(GIVEN DATA):
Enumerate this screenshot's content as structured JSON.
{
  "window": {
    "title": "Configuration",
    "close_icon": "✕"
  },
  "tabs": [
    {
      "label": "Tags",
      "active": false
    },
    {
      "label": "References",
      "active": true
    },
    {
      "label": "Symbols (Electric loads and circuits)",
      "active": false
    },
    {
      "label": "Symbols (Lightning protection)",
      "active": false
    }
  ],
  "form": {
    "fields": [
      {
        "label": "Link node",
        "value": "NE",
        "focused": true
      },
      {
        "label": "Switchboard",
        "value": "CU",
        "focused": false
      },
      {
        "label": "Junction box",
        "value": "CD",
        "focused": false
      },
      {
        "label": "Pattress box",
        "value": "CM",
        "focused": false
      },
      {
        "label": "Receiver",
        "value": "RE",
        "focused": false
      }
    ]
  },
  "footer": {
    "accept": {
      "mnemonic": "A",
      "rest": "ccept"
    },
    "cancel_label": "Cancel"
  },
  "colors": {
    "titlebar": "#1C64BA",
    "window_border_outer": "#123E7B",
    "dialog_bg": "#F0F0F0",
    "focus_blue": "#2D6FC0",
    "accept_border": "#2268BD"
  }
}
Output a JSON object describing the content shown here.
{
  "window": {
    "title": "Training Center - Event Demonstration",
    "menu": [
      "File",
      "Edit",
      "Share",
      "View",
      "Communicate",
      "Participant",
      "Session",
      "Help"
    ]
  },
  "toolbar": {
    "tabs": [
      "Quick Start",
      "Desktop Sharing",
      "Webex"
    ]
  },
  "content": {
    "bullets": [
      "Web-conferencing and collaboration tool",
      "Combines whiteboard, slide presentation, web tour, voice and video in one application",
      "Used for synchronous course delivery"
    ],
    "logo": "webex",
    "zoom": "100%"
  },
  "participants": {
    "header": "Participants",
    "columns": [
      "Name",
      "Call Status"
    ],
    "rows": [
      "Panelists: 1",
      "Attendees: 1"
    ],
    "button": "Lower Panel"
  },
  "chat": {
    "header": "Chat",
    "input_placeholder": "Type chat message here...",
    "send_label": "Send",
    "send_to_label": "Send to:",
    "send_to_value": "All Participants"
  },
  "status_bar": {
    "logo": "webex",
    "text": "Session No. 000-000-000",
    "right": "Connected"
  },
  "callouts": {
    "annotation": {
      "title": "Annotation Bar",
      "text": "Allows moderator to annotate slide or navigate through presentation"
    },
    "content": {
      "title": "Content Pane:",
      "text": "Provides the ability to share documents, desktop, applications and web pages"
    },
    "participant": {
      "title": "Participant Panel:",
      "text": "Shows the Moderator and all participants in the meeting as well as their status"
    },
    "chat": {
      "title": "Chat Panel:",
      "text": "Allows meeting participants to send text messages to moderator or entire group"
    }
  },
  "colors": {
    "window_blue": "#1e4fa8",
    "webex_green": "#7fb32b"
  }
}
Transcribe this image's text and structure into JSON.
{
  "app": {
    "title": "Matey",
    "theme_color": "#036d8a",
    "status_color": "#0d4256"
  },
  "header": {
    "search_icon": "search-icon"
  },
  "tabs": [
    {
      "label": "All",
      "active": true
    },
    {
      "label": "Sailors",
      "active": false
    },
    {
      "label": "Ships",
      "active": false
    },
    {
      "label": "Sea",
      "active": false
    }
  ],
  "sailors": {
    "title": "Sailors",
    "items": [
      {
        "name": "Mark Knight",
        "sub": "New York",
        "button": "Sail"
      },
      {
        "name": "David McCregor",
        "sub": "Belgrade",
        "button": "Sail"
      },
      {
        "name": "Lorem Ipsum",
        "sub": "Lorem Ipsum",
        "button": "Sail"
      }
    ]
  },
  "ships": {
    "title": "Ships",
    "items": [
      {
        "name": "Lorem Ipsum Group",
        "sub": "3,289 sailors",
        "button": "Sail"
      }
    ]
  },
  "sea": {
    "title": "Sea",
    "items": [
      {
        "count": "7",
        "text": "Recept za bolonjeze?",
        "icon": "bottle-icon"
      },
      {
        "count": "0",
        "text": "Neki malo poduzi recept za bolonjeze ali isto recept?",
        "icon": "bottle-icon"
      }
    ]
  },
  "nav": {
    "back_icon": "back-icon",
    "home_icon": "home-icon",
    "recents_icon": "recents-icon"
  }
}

(WHAT IS BEING ASKED): Every record above should be output exactly.

(COMPLETED TASK):
Enumerate this screenshot's content as structured JSON.
{
  "window": {
    "title": "Configuration",
    "close_icon": "✕"
  },
  "tabs": [
    {
      "label": "Tags",
      "active": false
    },
    {
      "label": "References",
      "active": true
    },
    {
      "label": "Symbols (Electric loads and circuits)",
      "active": false
    },
    {
      "label": "Symbols (Lightning protection)",
      "active": false
    }
  ],
  "form": {
    "fields": [
      {
        "label": "Link node",
        "value": "NE",
        "focused": true
      },
      {
        "label": "Switchboard",
        "value": "CU",
        "focused": false
      },
      {
        "label": "Junction box",
        "value": "CD",
        "focused": false
      },
      {
        "label": "Pattress box",
        "value": "CM",
        "focused": false
      },
      {
        "label": "Receiver",
        "value": "RE",
        "focused": false
      }
    ]
  },
  "footer": {
    "accept": {
      "mnemonic": "A",
      "rest": "ccept"
    },
    "cancel_label": "Cancel"
  },
  "colors": {
    "titlebar": "#1C64BA",
    "window_border_outer": "#123E7B",
    "dialog_bg": "#F0F0F0",
    "focus_blue": "#2D6FC0",
    "accept_border": "#2268BD"
  }
}
Output a JSON object describing the content shown here.
{
  "window": {
    "title": "Training Center - Event Demonstration",
    "menu": [
      "File",
      "Edit",
      "Share",
      "View",
      "Communicate",
      "Participant",
      "Session",
      "Help"
    ]
  },
  "toolbar": {
    "tabs": [
      "Quick Start",
      "Desktop Sharing",
      "Webex"
    ]
  },
  "content": {
    "bullets": [
      "Web-conferencing and collaboration tool",
      "Combines whiteboard, slide presentation, web tour, voice and video in one application",
      "Used for synchronous course delivery"
    ],
    "logo": "webex",
    "zoom": "100%"
  },
  "participants": {
    "header": "Participants",
    "columns": [
      "Name",
      "Call Status"
    ],
    "rows": [
      "Panelists: 1",
      "Attendees: 1"
    ],
    "button": "Lower Panel"
  },
  "chat": {
    "header": "Chat",
    "input_placeholder": "Type chat message here...",
    "send_label": "Send",
    "send_to_label": "Send to:",
    "send_to_value": "All Participants"
  },
  "status_bar": {
    "logo": "webex",
    "text": "Session No. 000-000-000",
    "right": "Connected"
  },
  "callouts": {
    "annotation": {
      "title": "Annotation Bar",
      "text": "Allows moderator to annotate slide or navigate through presentation"
    },
    "content": {
      "title": "Content Pane:",
      "text": "Provides the ability to share documents, desktop, applications and web pages"
    },
    "participant": {
      "title": "Participant Panel:",
      "text": "Shows the Moderator and all participants in the meeting as well as their status"
    },
    "chat": {
      "title": "Chat Panel:",
      "text": "Allows meeting participants to send text messages to moderator or entire group"
    }
  },
  "colors": {
    "window_blue": "#1e4fa8",
    "webex_green": "#7fb32b"
  }
}
Transcribe this image's text and structure into JSON.
{
  "app": {
    "title": "Matey",
    "theme_color": "#036d8a",
    "status_color": "#0d4256"
  },
  "header": {
    "search_icon": "search-icon"
  },
  "tabs": [
    {
      "label": "All",
      "active": true
    },
    {
      "label": "Sailors",
      "active": false
    },
    {
      "label": "Ships",
      "active": false
    },
    {
      "label": "Sea",
      "active": false
    }
  ],
  "sailors": {
    "title": "Sailors",
    "items": [
      {
        "name": "Mark Knight",
        "sub": "New York",
        "button": "Sail"
      },
      {
        "name": "David McCregor",
        "sub": "Belgrade",
        "button": "Sail"
      },
      {
        "name": "Lorem Ipsum",
        "sub": "Lorem Ipsum",
        "button": "Sail"
      }
    ]
  },
  "ships": {
    "title": "Ships",
    "items": [
      {
        "name": "Lorem Ipsum Group",
        "sub": "3,289 sailors",
        "button": "Sail"
      }
    ]
  },
  "sea": {
    "title": "Sea",
    "items": [
      {
        "count": "7",
        "text": "Recept za bolonjeze?",
        "icon": "bottle-icon"
      },
      {
        "count": "0",
        "text": "Neki malo poduzi recept za bolonjeze ali isto recept?",
        "icon": "bottle-icon"
      }
    ]
  },
  "nav": {
    "back_icon": "back-icon",
    "home_icon": "home-icon",
    "recents_icon": "recents-icon"
  }
}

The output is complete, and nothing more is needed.